PROVIDED DATA:
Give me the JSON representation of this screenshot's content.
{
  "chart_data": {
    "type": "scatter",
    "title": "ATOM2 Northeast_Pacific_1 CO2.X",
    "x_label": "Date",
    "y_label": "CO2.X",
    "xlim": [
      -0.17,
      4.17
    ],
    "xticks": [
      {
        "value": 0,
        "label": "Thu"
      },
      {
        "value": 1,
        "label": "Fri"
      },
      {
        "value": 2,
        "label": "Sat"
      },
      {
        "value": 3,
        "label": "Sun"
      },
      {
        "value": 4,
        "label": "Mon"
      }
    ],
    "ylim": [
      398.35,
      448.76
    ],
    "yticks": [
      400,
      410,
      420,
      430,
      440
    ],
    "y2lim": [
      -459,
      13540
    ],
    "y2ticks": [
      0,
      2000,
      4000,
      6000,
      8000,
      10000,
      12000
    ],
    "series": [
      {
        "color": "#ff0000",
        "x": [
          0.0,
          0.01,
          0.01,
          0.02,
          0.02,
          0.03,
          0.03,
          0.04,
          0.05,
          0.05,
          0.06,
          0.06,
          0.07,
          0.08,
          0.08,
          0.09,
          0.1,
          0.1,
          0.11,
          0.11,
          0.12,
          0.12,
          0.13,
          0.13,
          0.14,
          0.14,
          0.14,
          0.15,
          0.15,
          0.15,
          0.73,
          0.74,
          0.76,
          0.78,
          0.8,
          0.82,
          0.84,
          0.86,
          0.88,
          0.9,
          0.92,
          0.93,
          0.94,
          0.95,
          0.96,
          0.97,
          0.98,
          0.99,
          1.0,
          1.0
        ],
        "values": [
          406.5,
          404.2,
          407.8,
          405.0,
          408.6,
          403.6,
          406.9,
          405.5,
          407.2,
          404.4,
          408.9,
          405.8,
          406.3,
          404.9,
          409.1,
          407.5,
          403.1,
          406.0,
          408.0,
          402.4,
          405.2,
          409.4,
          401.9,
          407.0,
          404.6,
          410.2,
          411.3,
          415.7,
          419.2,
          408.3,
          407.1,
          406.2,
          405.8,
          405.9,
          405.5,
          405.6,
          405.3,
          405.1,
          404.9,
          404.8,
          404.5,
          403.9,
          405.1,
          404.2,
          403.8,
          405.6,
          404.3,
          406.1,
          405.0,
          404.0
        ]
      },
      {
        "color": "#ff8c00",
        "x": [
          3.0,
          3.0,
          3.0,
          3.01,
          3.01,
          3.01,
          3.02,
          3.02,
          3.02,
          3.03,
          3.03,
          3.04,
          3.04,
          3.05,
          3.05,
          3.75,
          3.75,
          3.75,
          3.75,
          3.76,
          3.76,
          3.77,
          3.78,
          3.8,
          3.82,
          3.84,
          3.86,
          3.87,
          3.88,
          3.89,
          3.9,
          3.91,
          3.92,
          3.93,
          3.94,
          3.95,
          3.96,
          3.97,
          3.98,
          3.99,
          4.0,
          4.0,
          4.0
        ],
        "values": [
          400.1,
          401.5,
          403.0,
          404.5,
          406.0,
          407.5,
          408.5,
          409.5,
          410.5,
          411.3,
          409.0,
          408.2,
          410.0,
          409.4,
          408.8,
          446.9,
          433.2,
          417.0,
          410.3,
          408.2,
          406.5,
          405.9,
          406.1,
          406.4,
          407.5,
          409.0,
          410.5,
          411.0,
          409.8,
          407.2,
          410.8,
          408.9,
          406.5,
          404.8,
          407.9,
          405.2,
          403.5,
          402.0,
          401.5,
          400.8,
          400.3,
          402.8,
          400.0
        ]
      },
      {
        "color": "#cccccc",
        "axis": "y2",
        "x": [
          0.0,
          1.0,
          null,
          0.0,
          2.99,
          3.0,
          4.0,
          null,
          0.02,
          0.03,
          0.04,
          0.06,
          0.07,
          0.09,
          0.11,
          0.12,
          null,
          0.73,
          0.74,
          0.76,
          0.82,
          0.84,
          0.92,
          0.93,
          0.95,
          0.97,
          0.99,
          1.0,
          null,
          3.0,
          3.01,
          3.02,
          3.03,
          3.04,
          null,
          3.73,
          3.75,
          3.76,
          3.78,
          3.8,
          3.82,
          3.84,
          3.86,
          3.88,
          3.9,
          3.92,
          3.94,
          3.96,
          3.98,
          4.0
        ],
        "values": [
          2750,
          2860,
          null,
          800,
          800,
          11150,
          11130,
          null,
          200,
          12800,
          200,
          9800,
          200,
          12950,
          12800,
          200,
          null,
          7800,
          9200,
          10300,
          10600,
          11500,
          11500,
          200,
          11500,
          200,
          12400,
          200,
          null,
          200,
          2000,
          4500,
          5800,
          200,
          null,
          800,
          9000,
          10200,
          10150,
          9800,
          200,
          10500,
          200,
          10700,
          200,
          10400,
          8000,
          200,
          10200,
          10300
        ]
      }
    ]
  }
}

THE PROBLEM: Restate the whole of the material exactly.

FINAL ANSWER:
Give me the JSON representation of this screenshot's content.
{
  "chart_data": {
    "type": "scatter",
    "title": "ATOM2 Northeast_Pacific_1 CO2.X",
    "x_label": "Date",
    "y_label": "CO2.X",
    "xlim": [
      -0.17,
      4.17
    ],
    "xticks": [
      {
        "value": 0,
        "label": "Thu"
      },
      {
        "value": 1,
        "label": "Fri"
      },
      {
        "value": 2,
        "label": "Sat"
      },
      {
        "value": 3,
        "label": "Sun"
      },
      {
        "value": 4,
        "label": "Mon"
      }
    ],
    "ylim": [
      398.35,
      448.76
    ],
    "yticks": [
      400,
      410,
      420,
      430,
      440
    ],
    "y2lim": [
      -459,
      13540
    ],
    "y2ticks": [
      0,
      2000,
      4000,
      6000,
      8000,
      10000,
      12000
    ],
    "series": [
      {
        "color": "#ff0000",
        "x": [
          0.0,
          0.01,
          0.01,
          0.02,
          0.02,
          0.03,
          0.03,
          0.04,
          0.05,
          0.05,
          0.06,
          0.06,
          0.07,
          0.08,
          0.08,
          0.09,
          0.1,
          0.1,
          0.11,
          0.11,
          0.12,
          0.12,
          0.13,
          0.13,
          0.14,
          0.14,
          0.14,
          0.15,
          0.15,
          0.15,
          0.73,
          0.74,
          0.76,
          0.78,
          0.8,
          0.82,
          0.84,
          0.86,
          0.88,
          0.9,
          0.92,
          0.93,
          0.94,
          0.95,
          0.96,
          0.97,
          0.98,
          0.99,
          1.0,
          1.0
        ],
        "values": [
          406.5,
          404.2,
          407.8,
          405.0,
          408.6,
          403.6,
          406.9,
          405.5,
          407.2,
          404.4,
          408.9,
          405.8,
          406.3,
          404.9,
          409.1,
          407.5,
          403.1,
          406.0,
          408.0,
          402.4,
          405.2,
          409.4,
          401.9,
          407.0,
          404.6,
          410.2,
          411.3,
          415.7,
          419.2,
          408.3,
          407.1,
          406.2,
          405.8,
          405.9,
          405.5,
          405.6,
          405.3,
          405.1,
          404.9,
          404.8,
          404.5,
          403.9,
          405.1,
          404.2,
          403.8,
          405.6,
          404.3,
          406.1,
          405.0,
          404.0
        ]
      },
      {
        "color": "#ff8c00",
        "x": [
          3.0,
          3.0,
          3.0,
          3.01,
          3.01,
          3.01,
          3.02,
          3.02,
          3.02,
          3.03,
          3.03,
          3.04,
          3.04,
          3.05,
          3.05,
          3.75,
          3.75,
          3.75,
          3.75,
          3.76,
          3.76,
          3.77,
          3.78,
          3.8,
          3.82,
          3.84,
          3.86,
          3.87,
          3.88,
          3.89,
          3.9,
          3.91,
          3.92,
          3.93,
          3.94,
          3.95,
          3.96,
          3.97,
          3.98,
          3.99,
          4.0,
          4.0,
          4.0
        ],
        "values": [
          400.1,
          401.5,
          403.0,
          404.5,
          406.0,
          407.5,
          408.5,
          409.5,
          410.5,
          411.3,
          409.0,
          408.2,
          410.0,
          409.4,
          408.8,
          446.9,
          433.2,
          417.0,
          410.3,
          408.2,
          406.5,
          405.9,
          406.1,
          406.4,
          407.5,
          409.0,
          410.5,
          411.0,
          409.8,
          407.2,
          410.8,
          408.9,
          406.5,
          404.8,
          407.9,
          405.2,
          403.5,
          402.0,
          401.5,
          400.8,
          400.3,
          402.8,
          400.0
        ]
      },
      {
        "color": "#cccccc",
        "axis": "y2",
        "x": [
          0.0,
          1.0,
          null,
          0.0,
          2.99,
          3.0,
          4.0,
          null,
          0.02,
          0.03,
          0.04,
          0.06,
          0.07,
          0.09,
          0.11,
          0.12,
          null,
          0.73,
          0.74,
          0.76,
          0.82,
          0.84,
          0.92,
          0.93,
          0.95,
          0.97,
          0.99,
          1.0,
          null,
          3.0,
          3.01,
          3.02,
          3.03,
          3.04,
          null,
          3.73,
          3.75,
          3.76,
          3.78,
          3.8,
          3.82,
          3.84,
          3.86,
          3.88,
          3.9,
          3.92,
          3.94,
          3.96,
          3.98,
          4.0
        ],
        "values": [
          2750,
          2860,
          null,
          800,
          800,
          11150,
          11130,
          null,
          200,
          12800,
          200,
          9800,
          200,
          12950,
          12800,
          200,
          null,
          7800,
          9200,
          10300,
          10600,
          11500,
          11500,
          200,
          11500,
          200,
          12400,
          200,
          null,
          200,
          2000,
          4500,
          5800,
          200,
          null,
          800,
          9000,
          10200,
          10150,
          9800,
          200,
          10500,
          200,
          10700,
          200,
          10400,
          8000,
          200,
          10200,
          10300
        ]
      }
    ]
  }
}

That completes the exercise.